CONSIGNA 1 =
Según el fragmento sobre «Viaje a la semilla», ¿en qué libro se incluyó ese relato de Alejo Carpentier?
CONSIGNA 2 =
Sigue escribiendo el fragmento sobre «Viaje a la semilla» a partir de la última oración que aparece.

FRAGMENTO DEL TEXTO =

··········

Dibujo de Eugenio Rivera

UNO

Y llegamos al final, o sea, al principio, de este viaje. No puedo decir que sea la primera vez que se haya utilizado esta técnica en la narración. Sí que es la más antigua que conozco. Me refiero al relato «Viaje a la semilla», del gran Alejo Carpentier, incluido en Guerra del tiempo y otros relatos (1958). De los tres ejemplos de insumisión temporal que hemos escogido, es el único que aventura una causa, aunque sea de índole mágica; no en vano estamos en el territorio de lo «real maravilloso»: un «negro viejo, que no se había movido, hizo gestos extraños, volteando su cayado sobre un cementerio de baldosas». El tiempo empieza a fluir en sentido inverso: una casa que había sido demolida retorna a su estado original. Es la opulenta mansión del marqués de Capellanías, que va a morir poco después (es decir, poco antes):

Los cirios crecieron lentamente, perdiendo sudores. Cuando recobraron su tamaño, los apagó la monja apartando una lumbre. Las mechas blanquearon, arrojando el pabilo. La casa se vació de visitantes y los carruajes partieron en la noche. Don Marcial pulsó un teclado invisible y abrió los ojos.

··········

BLOQUE DE DATOS =
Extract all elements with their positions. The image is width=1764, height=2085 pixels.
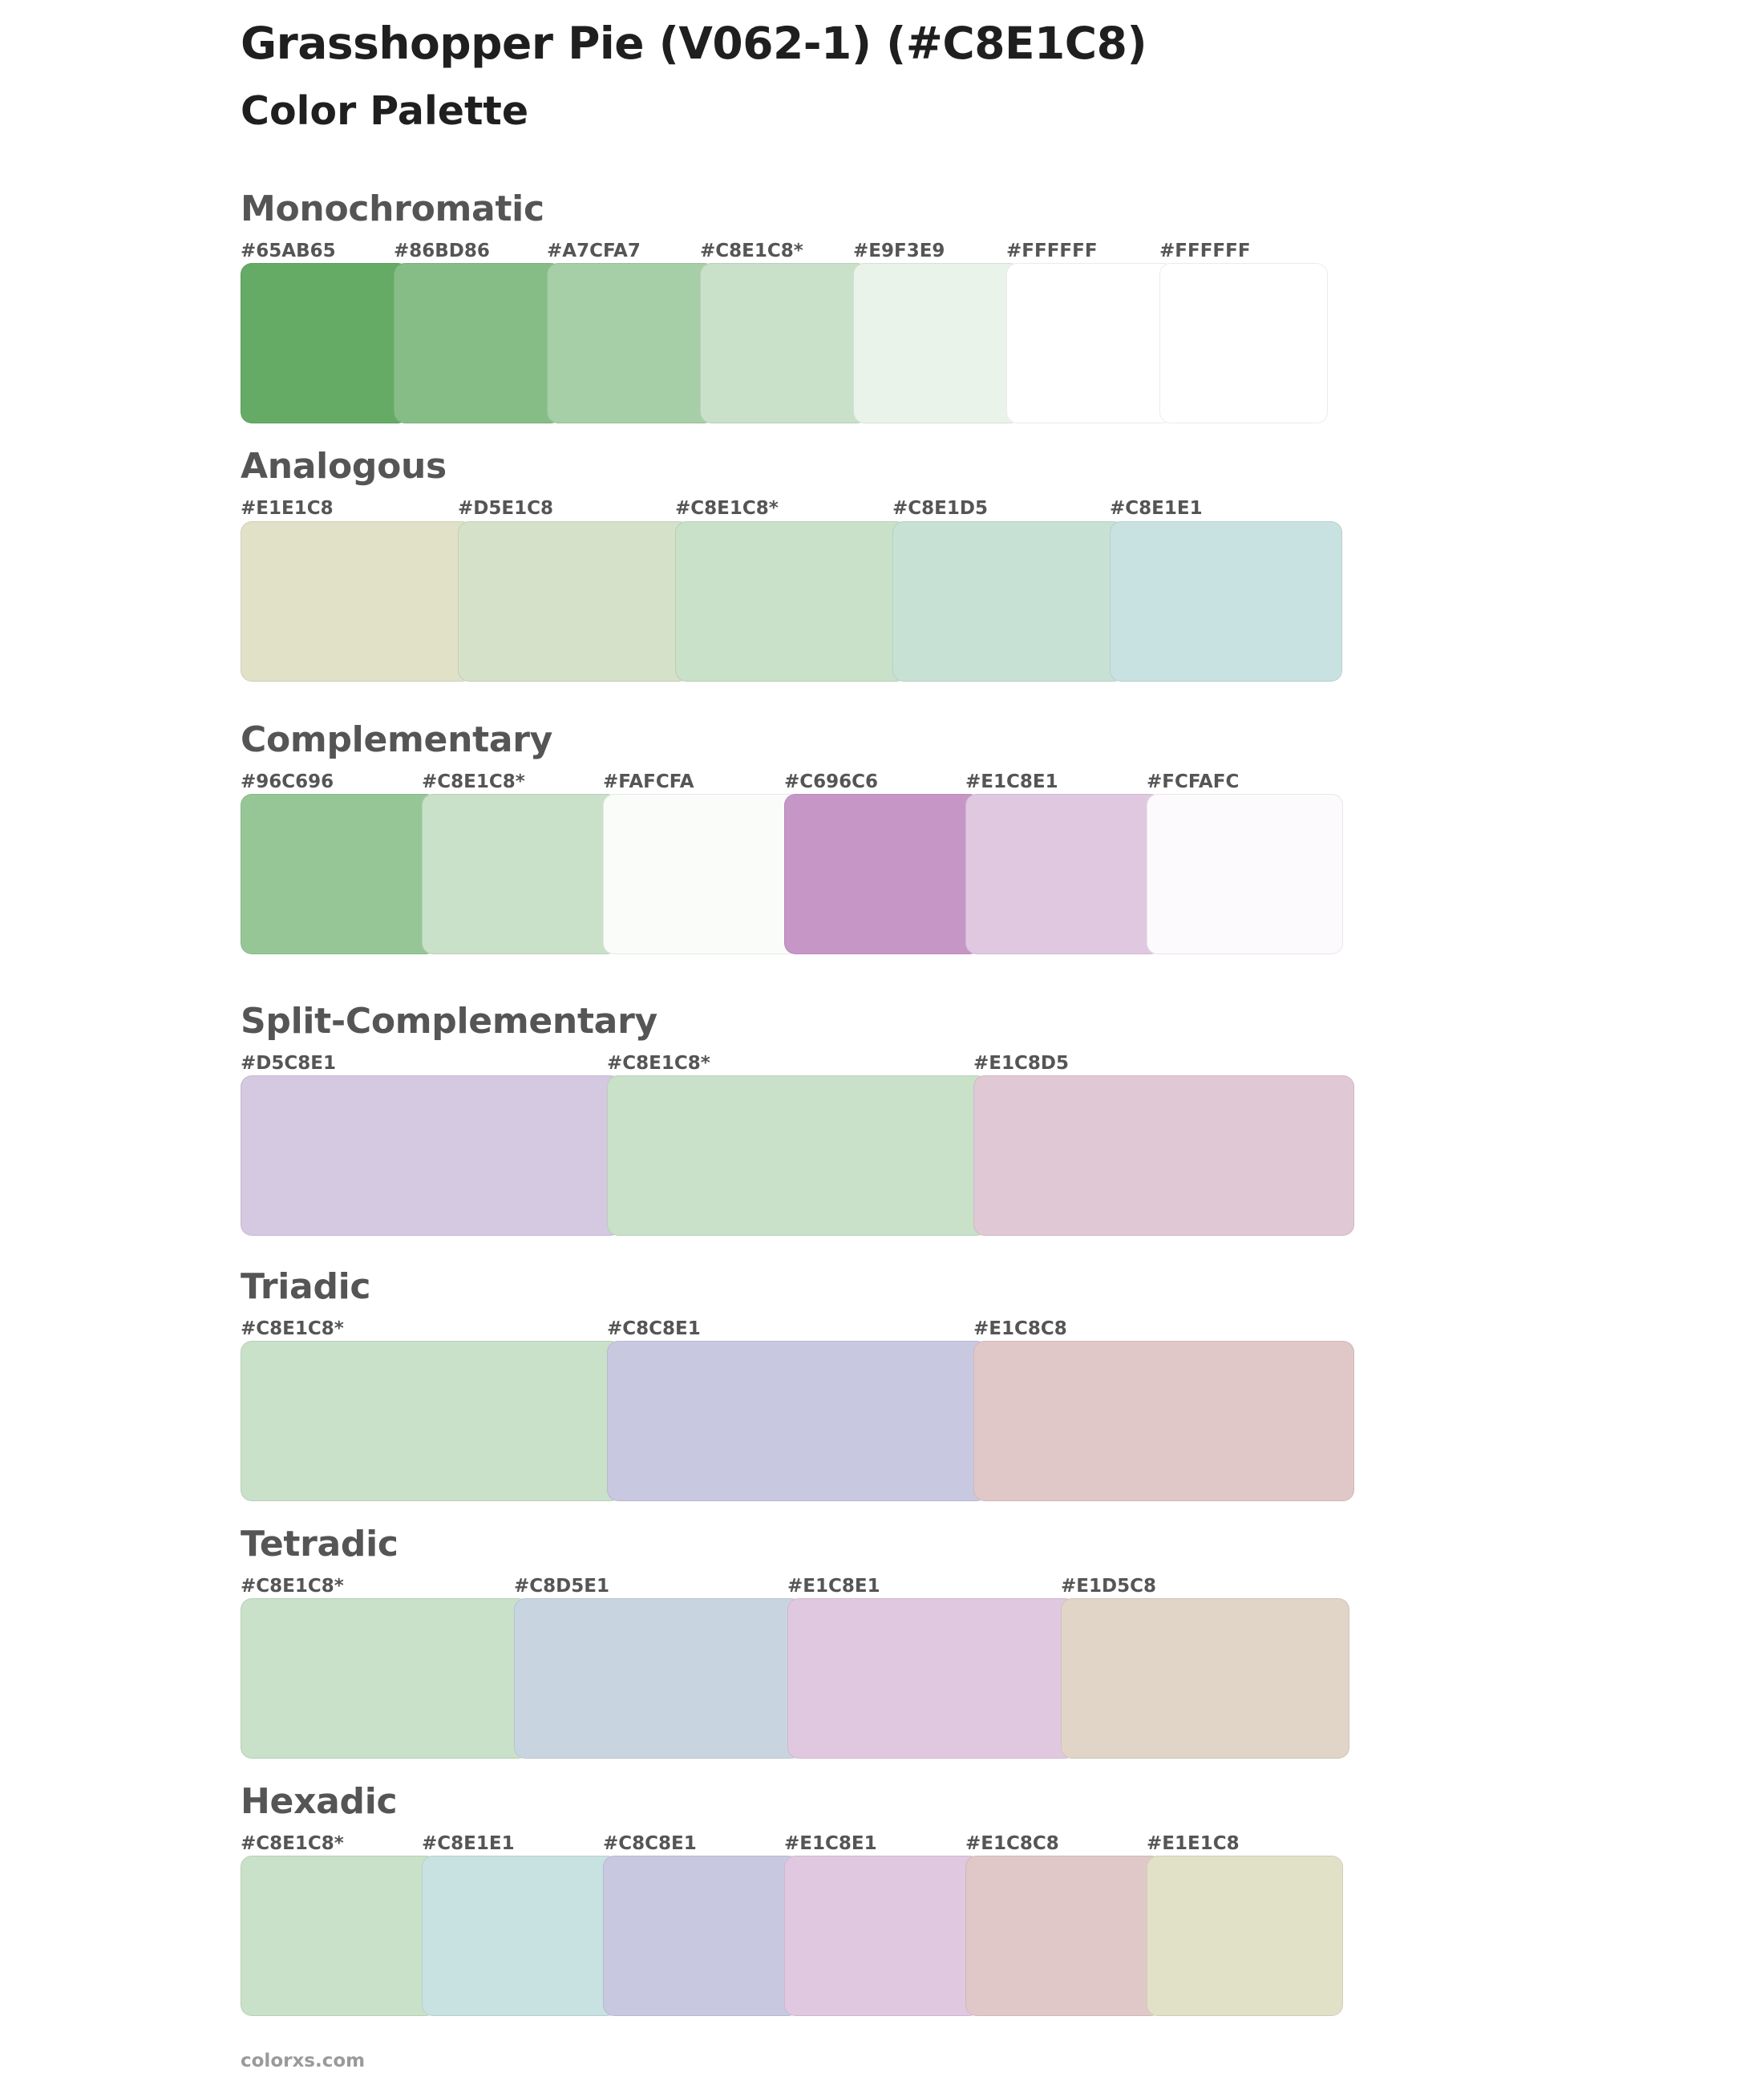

··········

RESPUESTA CORRECTA 1 =
En Guerra del tiempo y otros relatos (1958).

RESPUESTA CORRECTA 2 =
Con su barroquismo característico, Carpentier va contándonos al revés la vida de este rico aristócrata, propietario de esclavos, hasta que va a hundirse en las nieblas prenatales… Como el propio marqués, también la casa termina volatizándose:

Los armarios, los vargueños, las camas, los crucifijos, las mesas, las persianas, salieron volando en la noche, buscando sus antiguas raíces al pie de las selvas. Todo lo que tuviera clavos se desmoronaba. Un bergantín, anclado no se sabía dónde, llevó presurosamente a Italia los mármoles del piso y de la fuente. Las panoplias, los herrajes, las llaves, las cazuelas de cobre, los bocados de las cuadras, se derretían, engrosando un río de metal que galerías sin techo canalizaban hacia la tierra. Todo se metamorfoseaba, regresando a la condición primera. El barro, volvió al barro, dejando un yermo en lugar de la casa.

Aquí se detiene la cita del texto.